Records provided:
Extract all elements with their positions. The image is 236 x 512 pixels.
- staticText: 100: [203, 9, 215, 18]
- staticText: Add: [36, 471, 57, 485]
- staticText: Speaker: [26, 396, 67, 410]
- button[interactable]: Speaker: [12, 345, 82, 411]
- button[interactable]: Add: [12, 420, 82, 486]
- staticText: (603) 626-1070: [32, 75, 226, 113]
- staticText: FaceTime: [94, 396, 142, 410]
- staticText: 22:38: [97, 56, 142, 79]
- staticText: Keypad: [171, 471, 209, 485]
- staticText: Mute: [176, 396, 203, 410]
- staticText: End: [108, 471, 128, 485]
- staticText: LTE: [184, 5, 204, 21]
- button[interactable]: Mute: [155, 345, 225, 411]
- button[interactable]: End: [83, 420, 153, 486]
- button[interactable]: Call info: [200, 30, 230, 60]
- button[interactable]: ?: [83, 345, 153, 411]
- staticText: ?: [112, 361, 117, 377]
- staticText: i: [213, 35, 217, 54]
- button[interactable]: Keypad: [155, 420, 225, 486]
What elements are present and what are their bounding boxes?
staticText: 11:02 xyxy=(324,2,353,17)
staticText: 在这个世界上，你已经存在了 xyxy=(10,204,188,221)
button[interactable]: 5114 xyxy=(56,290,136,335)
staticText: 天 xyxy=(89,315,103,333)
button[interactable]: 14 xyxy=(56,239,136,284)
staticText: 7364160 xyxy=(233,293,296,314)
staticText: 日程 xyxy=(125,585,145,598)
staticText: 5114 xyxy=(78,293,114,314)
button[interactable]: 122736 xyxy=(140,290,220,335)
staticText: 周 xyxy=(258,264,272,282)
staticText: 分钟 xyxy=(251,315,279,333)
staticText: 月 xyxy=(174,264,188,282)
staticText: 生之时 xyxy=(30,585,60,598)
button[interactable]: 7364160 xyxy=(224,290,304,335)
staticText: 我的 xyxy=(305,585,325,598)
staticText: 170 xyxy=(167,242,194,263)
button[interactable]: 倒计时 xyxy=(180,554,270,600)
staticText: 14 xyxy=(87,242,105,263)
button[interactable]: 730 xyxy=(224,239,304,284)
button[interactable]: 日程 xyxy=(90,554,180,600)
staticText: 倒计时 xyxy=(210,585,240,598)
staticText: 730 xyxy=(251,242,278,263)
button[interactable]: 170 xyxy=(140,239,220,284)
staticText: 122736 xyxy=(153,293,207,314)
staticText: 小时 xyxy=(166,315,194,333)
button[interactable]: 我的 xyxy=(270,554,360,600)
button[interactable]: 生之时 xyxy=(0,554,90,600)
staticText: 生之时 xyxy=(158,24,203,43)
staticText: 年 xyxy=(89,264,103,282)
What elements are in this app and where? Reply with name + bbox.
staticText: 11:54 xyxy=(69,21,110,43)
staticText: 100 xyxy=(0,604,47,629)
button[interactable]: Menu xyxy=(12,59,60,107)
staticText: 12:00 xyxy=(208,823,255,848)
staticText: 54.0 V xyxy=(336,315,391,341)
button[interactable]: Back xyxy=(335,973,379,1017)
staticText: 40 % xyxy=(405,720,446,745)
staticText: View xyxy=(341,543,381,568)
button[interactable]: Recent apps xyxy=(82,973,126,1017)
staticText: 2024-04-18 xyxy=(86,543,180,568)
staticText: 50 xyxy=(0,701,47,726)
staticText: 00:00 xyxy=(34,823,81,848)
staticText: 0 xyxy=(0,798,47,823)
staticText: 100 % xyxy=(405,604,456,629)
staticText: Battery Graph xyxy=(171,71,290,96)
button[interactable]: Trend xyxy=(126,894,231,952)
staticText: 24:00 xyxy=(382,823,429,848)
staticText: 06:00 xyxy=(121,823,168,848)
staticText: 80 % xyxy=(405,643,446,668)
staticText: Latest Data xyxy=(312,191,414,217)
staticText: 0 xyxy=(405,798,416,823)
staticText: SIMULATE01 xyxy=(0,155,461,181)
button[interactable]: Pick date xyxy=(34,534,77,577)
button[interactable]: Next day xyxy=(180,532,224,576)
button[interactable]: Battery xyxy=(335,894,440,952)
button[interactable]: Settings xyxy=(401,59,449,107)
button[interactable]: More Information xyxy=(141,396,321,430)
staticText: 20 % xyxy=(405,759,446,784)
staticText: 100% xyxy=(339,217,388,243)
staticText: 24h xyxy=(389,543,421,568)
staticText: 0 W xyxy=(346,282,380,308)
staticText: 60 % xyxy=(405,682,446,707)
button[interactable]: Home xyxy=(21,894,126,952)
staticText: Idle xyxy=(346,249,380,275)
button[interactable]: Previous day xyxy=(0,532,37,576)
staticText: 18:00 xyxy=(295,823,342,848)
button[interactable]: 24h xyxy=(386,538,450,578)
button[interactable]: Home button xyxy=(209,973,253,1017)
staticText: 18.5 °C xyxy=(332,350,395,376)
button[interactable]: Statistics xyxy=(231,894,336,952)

Problem to solve:
Copy all the lines above word for word.

Expected answer:
Extract all elements with their positions. The image is 236 x 512 pixels.
- staticText: 100: [203, 9, 215, 18]
- staticText: Add: [36, 471, 57, 485]
- staticText: Speaker: [26, 396, 67, 410]
- button[interactable]: Speaker: [12, 345, 82, 411]
- button[interactable]: Add: [12, 420, 82, 486]
- staticText: (603) 626-1070: [32, 75, 226, 113]
- staticText: FaceTime: [94, 396, 142, 410]
- staticText: 22:38: [97, 56, 142, 79]
- staticText: Keypad: [171, 471, 209, 485]
- staticText: Mute: [176, 396, 203, 410]
- staticText: End: [108, 471, 128, 485]
- staticText: LTE: [184, 5, 204, 21]
- button[interactable]: Mute: [155, 345, 225, 411]
- button[interactable]: End: [83, 420, 153, 486]
- button[interactable]: Call info: [200, 30, 230, 60]
- button[interactable]: ?: [83, 345, 153, 411]
- staticText: ?: [112, 361, 117, 377]
- staticText: i: [213, 35, 217, 54]
- button[interactable]: Keypad: [155, 420, 225, 486]
What elements are present and what are their bounding boxes?
staticText: 11:02 xyxy=(324,2,353,17)
staticText: 在这个世界上，你已经存在了 xyxy=(10,204,188,221)
button[interactable]: 5114 xyxy=(56,290,136,335)
staticText: 天 xyxy=(89,315,103,333)
button[interactable]: 14 xyxy=(56,239,136,284)
staticText: 7364160 xyxy=(233,293,296,314)
staticText: 日程 xyxy=(125,585,145,598)
staticText: 5114 xyxy=(78,293,114,314)
button[interactable]: 122736 xyxy=(140,290,220,335)
staticText: 周 xyxy=(258,264,272,282)
staticText: 分钟 xyxy=(251,315,279,333)
staticText: 月 xyxy=(174,264,188,282)
staticText: 生之时 xyxy=(30,585,60,598)
button[interactable]: 7364160 xyxy=(224,290,304,335)
staticText: 我的 xyxy=(305,585,325,598)
staticText: 170 xyxy=(167,242,194,263)
button[interactable]: 倒计时 xyxy=(180,554,270,600)
staticText: 14 xyxy=(87,242,105,263)
button[interactable]: 730 xyxy=(224,239,304,284)
button[interactable]: 日程 xyxy=(90,554,180,600)
staticText: 倒计时 xyxy=(210,585,240,598)
staticText: 730 xyxy=(251,242,278,263)
button[interactable]: 170 xyxy=(140,239,220,284)
staticText: 122736 xyxy=(153,293,207,314)
staticText: 小时 xyxy=(166,315,194,333)
button[interactable]: 我的 xyxy=(270,554,360,600)
button[interactable]: 生之时 xyxy=(0,554,90,600)
staticText: 生之时 xyxy=(158,24,203,43)
staticText: 年 xyxy=(89,264,103,282)
What elements are in this app and where? Reply with name + bbox.
staticText: 11:54 xyxy=(69,21,110,43)
staticText: 100 xyxy=(0,604,47,629)
button[interactable]: Menu xyxy=(12,59,60,107)
staticText: 12:00 xyxy=(208,823,255,848)
staticText: 54.0 V xyxy=(336,315,391,341)
button[interactable]: Back xyxy=(335,973,379,1017)
staticText: 40 % xyxy=(405,720,446,745)
staticText: View xyxy=(341,543,381,568)
button[interactable]: Recent apps xyxy=(82,973,126,1017)
staticText: 2024-04-18 xyxy=(86,543,180,568)
staticText: 50 xyxy=(0,701,47,726)
staticText: 00:00 xyxy=(34,823,81,848)
staticText: 0 xyxy=(0,798,47,823)
staticText: 100 % xyxy=(405,604,456,629)
staticText: Battery Graph xyxy=(171,71,290,96)
button[interactable]: Trend xyxy=(126,894,231,952)
staticText: 24:00 xyxy=(382,823,429,848)
staticText: 06:00 xyxy=(121,823,168,848)
staticText: 80 % xyxy=(405,643,446,668)
staticText: Latest Data xyxy=(312,191,414,217)
staticText: 0 xyxy=(405,798,416,823)
staticText: SIMULATE01 xyxy=(0,155,461,181)
button[interactable]: Pick date xyxy=(34,534,77,577)
button[interactable]: Next day xyxy=(180,532,224,576)
button[interactable]: Battery xyxy=(335,894,440,952)
button[interactable]: Settings xyxy=(401,59,449,107)
button[interactable]: More Information xyxy=(141,396,321,430)
staticText: 20 % xyxy=(405,759,446,784)
staticText: 100% xyxy=(339,217,388,243)
staticText: 24h xyxy=(389,543,421,568)
staticText: 0 W xyxy=(346,282,380,308)
staticText: 60 % xyxy=(405,682,446,707)
button[interactable]: Home xyxy=(21,894,126,952)
staticText: Idle xyxy=(346,249,380,275)
button[interactable]: Previous day xyxy=(0,532,37,576)
staticText: 18:00 xyxy=(295,823,342,848)
button[interactable]: 24h xyxy=(386,538,450,578)
button[interactable]: Home button xyxy=(209,973,253,1017)
staticText: 18.5 °C xyxy=(332,350,395,376)
button[interactable]: Statistics xyxy=(231,894,336,952)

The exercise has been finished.